# [Aim]
Output every entry exactly as written.

%%

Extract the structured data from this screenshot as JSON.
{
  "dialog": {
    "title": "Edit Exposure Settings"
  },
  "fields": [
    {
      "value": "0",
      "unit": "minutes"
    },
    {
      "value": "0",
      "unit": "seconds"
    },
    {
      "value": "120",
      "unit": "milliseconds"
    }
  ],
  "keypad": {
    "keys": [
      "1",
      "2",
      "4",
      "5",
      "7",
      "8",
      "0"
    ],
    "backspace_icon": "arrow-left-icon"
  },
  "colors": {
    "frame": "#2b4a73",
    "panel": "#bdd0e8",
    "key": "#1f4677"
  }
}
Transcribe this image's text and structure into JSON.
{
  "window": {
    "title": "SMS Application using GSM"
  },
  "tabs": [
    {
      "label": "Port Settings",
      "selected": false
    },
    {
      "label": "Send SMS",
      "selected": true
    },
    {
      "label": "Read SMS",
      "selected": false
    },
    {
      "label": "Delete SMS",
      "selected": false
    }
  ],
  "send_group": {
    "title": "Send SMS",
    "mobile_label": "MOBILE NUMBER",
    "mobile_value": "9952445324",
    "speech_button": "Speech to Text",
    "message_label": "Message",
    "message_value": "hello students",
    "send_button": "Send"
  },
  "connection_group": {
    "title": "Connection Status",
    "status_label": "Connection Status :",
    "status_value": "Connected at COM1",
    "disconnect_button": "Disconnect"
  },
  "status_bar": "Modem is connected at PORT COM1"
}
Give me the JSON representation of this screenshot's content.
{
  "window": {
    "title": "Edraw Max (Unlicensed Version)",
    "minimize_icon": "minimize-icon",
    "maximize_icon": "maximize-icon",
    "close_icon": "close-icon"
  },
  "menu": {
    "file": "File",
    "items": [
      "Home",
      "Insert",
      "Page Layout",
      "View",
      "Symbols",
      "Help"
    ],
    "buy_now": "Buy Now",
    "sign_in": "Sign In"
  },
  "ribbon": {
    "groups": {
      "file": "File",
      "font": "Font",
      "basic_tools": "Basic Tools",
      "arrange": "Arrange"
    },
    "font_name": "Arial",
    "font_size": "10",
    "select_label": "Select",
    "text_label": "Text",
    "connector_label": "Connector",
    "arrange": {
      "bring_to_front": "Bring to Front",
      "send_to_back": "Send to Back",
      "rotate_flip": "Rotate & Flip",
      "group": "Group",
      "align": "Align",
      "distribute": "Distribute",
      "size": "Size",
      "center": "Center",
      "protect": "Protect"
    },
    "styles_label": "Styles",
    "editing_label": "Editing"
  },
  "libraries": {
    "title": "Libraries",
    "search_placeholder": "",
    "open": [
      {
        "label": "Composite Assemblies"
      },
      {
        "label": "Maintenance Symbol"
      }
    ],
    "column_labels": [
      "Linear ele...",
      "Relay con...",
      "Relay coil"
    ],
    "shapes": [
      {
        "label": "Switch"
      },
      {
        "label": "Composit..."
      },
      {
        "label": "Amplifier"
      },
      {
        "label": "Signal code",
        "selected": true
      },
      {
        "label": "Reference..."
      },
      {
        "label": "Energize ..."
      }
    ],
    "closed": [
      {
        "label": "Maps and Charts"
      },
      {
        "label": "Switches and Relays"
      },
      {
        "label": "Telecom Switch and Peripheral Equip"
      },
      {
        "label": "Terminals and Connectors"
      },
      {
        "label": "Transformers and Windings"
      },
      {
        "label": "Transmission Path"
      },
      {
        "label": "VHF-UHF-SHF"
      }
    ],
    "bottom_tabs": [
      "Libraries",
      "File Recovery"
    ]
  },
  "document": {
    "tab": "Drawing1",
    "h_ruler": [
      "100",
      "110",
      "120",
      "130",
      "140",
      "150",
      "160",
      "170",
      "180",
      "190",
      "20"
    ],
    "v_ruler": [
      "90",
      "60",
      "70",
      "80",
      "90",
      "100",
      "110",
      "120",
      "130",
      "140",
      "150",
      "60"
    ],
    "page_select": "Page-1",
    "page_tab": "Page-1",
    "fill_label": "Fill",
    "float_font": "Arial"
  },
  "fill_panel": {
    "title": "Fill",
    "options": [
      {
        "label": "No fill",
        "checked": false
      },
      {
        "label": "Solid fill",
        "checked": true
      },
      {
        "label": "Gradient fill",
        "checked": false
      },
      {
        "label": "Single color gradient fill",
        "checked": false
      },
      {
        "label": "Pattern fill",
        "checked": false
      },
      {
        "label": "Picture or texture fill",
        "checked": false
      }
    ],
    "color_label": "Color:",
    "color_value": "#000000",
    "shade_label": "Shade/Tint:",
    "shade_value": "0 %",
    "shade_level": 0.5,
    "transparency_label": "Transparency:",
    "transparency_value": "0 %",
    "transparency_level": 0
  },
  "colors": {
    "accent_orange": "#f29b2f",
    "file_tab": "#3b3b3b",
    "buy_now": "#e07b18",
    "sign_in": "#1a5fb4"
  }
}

%%

# [Answer]
Extract the structured data from this screenshot as JSON.
{
  "dialog": {
    "title": "Edit Exposure Settings"
  },
  "fields": [
    {
      "value": "0",
      "unit": "minutes"
    },
    {
      "value": "0",
      "unit": "seconds"
    },
    {
      "value": "120",
      "unit": "milliseconds"
    }
  ],
  "keypad": {
    "keys": [
      "1",
      "2",
      "4",
      "5",
      "7",
      "8",
      "0"
    ],
    "backspace_icon": "arrow-left-icon"
  },
  "colors": {
    "frame": "#2b4a73",
    "panel": "#bdd0e8",
    "key": "#1f4677"
  }
}
Transcribe this image's text and structure into JSON.
{
  "window": {
    "title": "SMS Application using GSM"
  },
  "tabs": [
    {
      "label": "Port Settings",
      "selected": false
    },
    {
      "label": "Send SMS",
      "selected": true
    },
    {
      "label": "Read SMS",
      "selected": false
    },
    {
      "label": "Delete SMS",
      "selected": false
    }
  ],
  "send_group": {
    "title": "Send SMS",
    "mobile_label": "MOBILE NUMBER",
    "mobile_value": "9952445324",
    "speech_button": "Speech to Text",
    "message_label": "Message",
    "message_value": "hello students",
    "send_button": "Send"
  },
  "connection_group": {
    "title": "Connection Status",
    "status_label": "Connection Status :",
    "status_value": "Connected at COM1",
    "disconnect_button": "Disconnect"
  },
  "status_bar": "Modem is connected at PORT COM1"
}
Give me the JSON representation of this screenshot's content.
{
  "window": {
    "title": "Edraw Max (Unlicensed Version)",
    "minimize_icon": "minimize-icon",
    "maximize_icon": "maximize-icon",
    "close_icon": "close-icon"
  },
  "menu": {
    "file": "File",
    "items": [
      "Home",
      "Insert",
      "Page Layout",
      "View",
      "Symbols",
      "Help"
    ],
    "buy_now": "Buy Now",
    "sign_in": "Sign In"
  },
  "ribbon": {
    "groups": {
      "file": "File",
      "font": "Font",
      "basic_tools": "Basic Tools",
      "arrange": "Arrange"
    },
    "font_name": "Arial",
    "font_size": "10",
    "select_label": "Select",
    "text_label": "Text",
    "connector_label": "Connector",
    "arrange": {
      "bring_to_front": "Bring to Front",
      "send_to_back": "Send to Back",
      "rotate_flip": "Rotate & Flip",
      "group": "Group",
      "align": "Align",
      "distribute": "Distribute",
      "size": "Size",
      "center": "Center",
      "protect": "Protect"
    },
    "styles_label": "Styles",
    "editing_label": "Editing"
  },
  "libraries": {
    "title": "Libraries",
    "search_placeholder": "",
    "open": [
      {
        "label": "Composite Assemblies"
      },
      {
        "label": "Maintenance Symbol"
      }
    ],
    "column_labels": [
      "Linear ele...",
      "Relay con...",
      "Relay coil"
    ],
    "shapes": [
      {
        "label": "Switch"
      },
      {
        "label": "Composit..."
      },
      {
        "label": "Amplifier"
      },
      {
        "label": "Signal code",
        "selected": true
      },
      {
        "label": "Reference..."
      },
      {
        "label": "Energize ..."
      }
    ],
    "closed": [
      {
        "label": "Maps and Charts"
      },
      {
        "label": "Switches and Relays"
      },
      {
        "label": "Telecom Switch and Peripheral Equip"
      },
      {
        "label": "Terminals and Connectors"
      },
      {
        "label": "Transformers and Windings"
      },
      {
        "label": "Transmission Path"
      },
      {
        "label": "VHF-UHF-SHF"
      }
    ],
    "bottom_tabs": [
      "Libraries",
      "File Recovery"
    ]
  },
  "document": {
    "tab": "Drawing1",
    "h_ruler": [
      "100",
      "110",
      "120",
      "130",
      "140",
      "150",
      "160",
      "170",
      "180",
      "190",
      "20"
    ],
    "v_ruler": [
      "90",
      "60",
      "70",
      "80",
      "90",
      "100",
      "110",
      "120",
      "130",
      "140",
      "150",
      "60"
    ],
    "page_select": "Page-1",
    "page_tab": "Page-1",
    "fill_label": "Fill",
    "float_font": "Arial"
  },
  "fill_panel": {
    "title": "Fill",
    "options": [
      {
        "label": "No fill",
        "checked": false
      },
      {
        "label": "Solid fill",
        "checked": true
      },
      {
        "label": "Gradient fill",
        "checked": false
      },
      {
        "label": "Single color gradient fill",
        "checked": false
      },
      {
        "label": "Pattern fill",
        "checked": false
      },
      {
        "label": "Picture or texture fill",
        "checked": false
      }
    ],
    "color_label": "Color:",
    "color_value": "#000000",
    "shade_label": "Shade/Tint:",
    "shade_value": "0 %",
    "shade_level": 0.5,
    "transparency_label": "Transparency:",
    "transparency_value": "0 %",
    "transparency_level": 0
  },
  "colors": {
    "accent_orange": "#f29b2f",
    "file_tab": "#3b3b3b",
    "buy_now": "#e07b18",
    "sign_in": "#1a5fb4"
  }
}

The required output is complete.